確認問題 -
1. ウクライナ情勢と株式市場についての文章では、米国の株式市場で主な関心事になっているのは何だと書かれていますか。
2. ウクライナ情勢と株式市場についての文章から、「ウクライナ東部でウクライナ治」という言葉のあるところから書き写し、「な関心事になっているようだ。」まで写したら止めてください。
3. ウクライナ情勢と株式市場についての文章の続きを、最後の文のあとから書いてください。

読む文章 -
___
ウクライナ東部でウクライナ治安当局と新ロシア派の武装勢力の衝突で死傷者が出ているという。事態は緊迫化しているが、米国の株式市場ではあまり材料視されていないようだ。紛争が始まったころは嫌気されて下げる日もあったが、いずれ事態は収束に向かうことを織り込んでいたのだろう。米国の経済指標は?FRBの早期利上げはあるのか?といったところが主な関心事になっているようだ。
実際、ウクライナ情勢は収束するだろう。クリミアを併合してウクライナ東部まで影響下に入れようとしたロシアも天然ガスをたくさん買ってくれるEUとの関係悪化は避けたいだろうし、米国やEUもロシアとの軍事衝突は避けたいだろう。米国、ロシア、ウクライナ、EUの4者会談を契機に事態は沈静化してくものと期待している。
___
取り出したデータ -
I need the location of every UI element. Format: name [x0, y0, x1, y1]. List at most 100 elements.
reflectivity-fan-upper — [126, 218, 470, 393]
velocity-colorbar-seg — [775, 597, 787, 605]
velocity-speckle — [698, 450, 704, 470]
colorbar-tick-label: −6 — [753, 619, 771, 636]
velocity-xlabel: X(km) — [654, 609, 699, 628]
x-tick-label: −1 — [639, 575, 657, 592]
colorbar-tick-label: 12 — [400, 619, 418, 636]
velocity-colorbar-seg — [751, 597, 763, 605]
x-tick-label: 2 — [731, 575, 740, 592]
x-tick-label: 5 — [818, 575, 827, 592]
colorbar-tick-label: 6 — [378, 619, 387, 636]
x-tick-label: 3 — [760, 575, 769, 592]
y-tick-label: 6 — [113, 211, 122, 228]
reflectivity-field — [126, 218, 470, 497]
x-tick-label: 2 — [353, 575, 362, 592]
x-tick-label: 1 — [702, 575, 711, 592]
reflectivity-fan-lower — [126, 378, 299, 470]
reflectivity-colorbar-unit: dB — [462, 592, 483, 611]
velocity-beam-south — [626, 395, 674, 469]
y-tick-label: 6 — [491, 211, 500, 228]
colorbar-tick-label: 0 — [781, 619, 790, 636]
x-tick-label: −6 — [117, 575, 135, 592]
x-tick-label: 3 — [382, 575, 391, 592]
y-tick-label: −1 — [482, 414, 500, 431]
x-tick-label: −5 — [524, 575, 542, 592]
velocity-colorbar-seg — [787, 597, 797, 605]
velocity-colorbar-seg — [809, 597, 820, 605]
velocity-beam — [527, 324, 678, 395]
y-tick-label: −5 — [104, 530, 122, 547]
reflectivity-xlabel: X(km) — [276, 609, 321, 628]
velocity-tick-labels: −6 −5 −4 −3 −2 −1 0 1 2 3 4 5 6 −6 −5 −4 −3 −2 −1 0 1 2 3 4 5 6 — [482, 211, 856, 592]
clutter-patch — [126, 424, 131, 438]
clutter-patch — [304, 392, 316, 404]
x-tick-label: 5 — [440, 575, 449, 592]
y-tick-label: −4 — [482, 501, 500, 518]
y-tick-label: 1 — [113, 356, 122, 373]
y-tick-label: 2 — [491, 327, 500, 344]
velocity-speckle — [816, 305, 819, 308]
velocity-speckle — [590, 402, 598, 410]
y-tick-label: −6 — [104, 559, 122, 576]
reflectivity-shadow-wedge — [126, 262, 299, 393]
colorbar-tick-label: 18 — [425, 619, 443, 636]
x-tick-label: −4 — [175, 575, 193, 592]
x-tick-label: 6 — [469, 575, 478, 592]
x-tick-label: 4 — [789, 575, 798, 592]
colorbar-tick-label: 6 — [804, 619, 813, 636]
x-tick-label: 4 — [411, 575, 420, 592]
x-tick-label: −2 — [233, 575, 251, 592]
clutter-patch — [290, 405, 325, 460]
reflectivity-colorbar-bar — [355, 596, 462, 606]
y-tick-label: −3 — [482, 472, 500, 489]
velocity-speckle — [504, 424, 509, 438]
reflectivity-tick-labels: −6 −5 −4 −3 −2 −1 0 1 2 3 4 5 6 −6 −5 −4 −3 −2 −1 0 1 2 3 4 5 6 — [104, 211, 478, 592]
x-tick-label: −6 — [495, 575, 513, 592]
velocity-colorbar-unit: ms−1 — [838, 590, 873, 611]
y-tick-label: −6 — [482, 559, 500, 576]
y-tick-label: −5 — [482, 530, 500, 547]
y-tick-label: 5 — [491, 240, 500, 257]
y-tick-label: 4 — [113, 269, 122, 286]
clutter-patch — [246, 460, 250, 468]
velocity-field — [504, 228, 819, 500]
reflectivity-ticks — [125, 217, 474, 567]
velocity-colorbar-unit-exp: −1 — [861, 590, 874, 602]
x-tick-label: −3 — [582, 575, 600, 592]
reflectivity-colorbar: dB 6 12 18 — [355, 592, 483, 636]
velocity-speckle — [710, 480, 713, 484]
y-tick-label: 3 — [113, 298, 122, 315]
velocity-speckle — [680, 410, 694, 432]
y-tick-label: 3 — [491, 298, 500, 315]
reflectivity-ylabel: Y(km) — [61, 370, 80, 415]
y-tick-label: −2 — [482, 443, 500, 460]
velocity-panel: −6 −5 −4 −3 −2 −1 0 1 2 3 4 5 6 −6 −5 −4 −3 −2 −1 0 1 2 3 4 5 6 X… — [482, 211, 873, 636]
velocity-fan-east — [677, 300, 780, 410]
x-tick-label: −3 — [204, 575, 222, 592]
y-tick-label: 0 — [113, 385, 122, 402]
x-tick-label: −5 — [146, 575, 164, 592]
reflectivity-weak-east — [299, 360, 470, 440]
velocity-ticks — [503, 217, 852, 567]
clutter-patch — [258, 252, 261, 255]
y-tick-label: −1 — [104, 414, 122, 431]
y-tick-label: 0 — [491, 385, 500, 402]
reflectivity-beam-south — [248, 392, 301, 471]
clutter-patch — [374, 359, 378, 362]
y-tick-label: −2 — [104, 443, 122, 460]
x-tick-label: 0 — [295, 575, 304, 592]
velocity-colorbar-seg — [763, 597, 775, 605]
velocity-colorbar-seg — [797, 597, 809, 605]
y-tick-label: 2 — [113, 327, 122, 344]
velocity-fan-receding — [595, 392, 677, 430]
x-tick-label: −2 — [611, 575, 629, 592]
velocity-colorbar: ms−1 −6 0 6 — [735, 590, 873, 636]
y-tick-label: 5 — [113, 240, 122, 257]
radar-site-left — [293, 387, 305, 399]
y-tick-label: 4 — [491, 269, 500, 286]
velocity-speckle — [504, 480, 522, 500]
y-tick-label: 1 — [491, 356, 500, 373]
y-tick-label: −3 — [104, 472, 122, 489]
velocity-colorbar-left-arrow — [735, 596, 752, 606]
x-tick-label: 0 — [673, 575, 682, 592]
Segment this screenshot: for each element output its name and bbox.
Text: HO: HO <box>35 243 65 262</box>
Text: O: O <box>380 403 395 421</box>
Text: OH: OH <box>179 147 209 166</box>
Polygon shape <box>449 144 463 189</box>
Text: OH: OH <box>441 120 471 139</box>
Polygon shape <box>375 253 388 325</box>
___
問題の答え -
1. 米国の経済指標と、FRBの早期利上げがあるかどうかです。

2.
ウクライナ東部でウクライナ治安当局と新ロシア派の武装勢力の衝突で死傷者が出ているという。事態は緊迫化しているが、米国の株式市場ではあまり材料視されていないようだ。紛争が始まったころは嫌気されて下げる日もあったが、いずれ事態は収束に向かうことを織り込んでいたのだろう。米国の経済指標は?FRBの早期利上げはあるのか?といったところが主な関心事になっているようだ。

3.
これで株式市場の不安要因は消えた、と言いたいところだが、中国の社債デフォルト(債務不履行)問題が残っている。米国の投資銀行のレポートによると、今年の3~4月に中国の社債の償還日が集中したようだが、これから9~11月にかけても償還日が集中するようだ。社債のデフォルト(債務不履行)とは簡単に言えば借金の返済ができないことであり、デフォルトが相次ぐと企業倒産、景気低迷、社会不安にまでつながる大問題になる。
米国の株式市場はウクライナ情勢よりも中国関連の経済指標により敏感に反応するようになっている。9~11月のデフォルト懸念で夏場の株式市場は日米ともに冴えないかもしれない。かといってそんなに悲観しなくてもよいと思われる。中国発のデフォルトショックを経て株価が下がったところが株を仕込むチャンスといえるからだ。相場が危なくなったら現金に換えておき、相場の底で買えるようにしておく。ショックをチャンスにできるように備えておくのがよいだろう。
(eワラント証券 投資情報室長 小野田 慎)
※筆者は「Gadgetwear」のコラムニストです。本稿は筆者の個人的な見解であり、eワラント証券の見解ではありません。投資判断は自己責任で。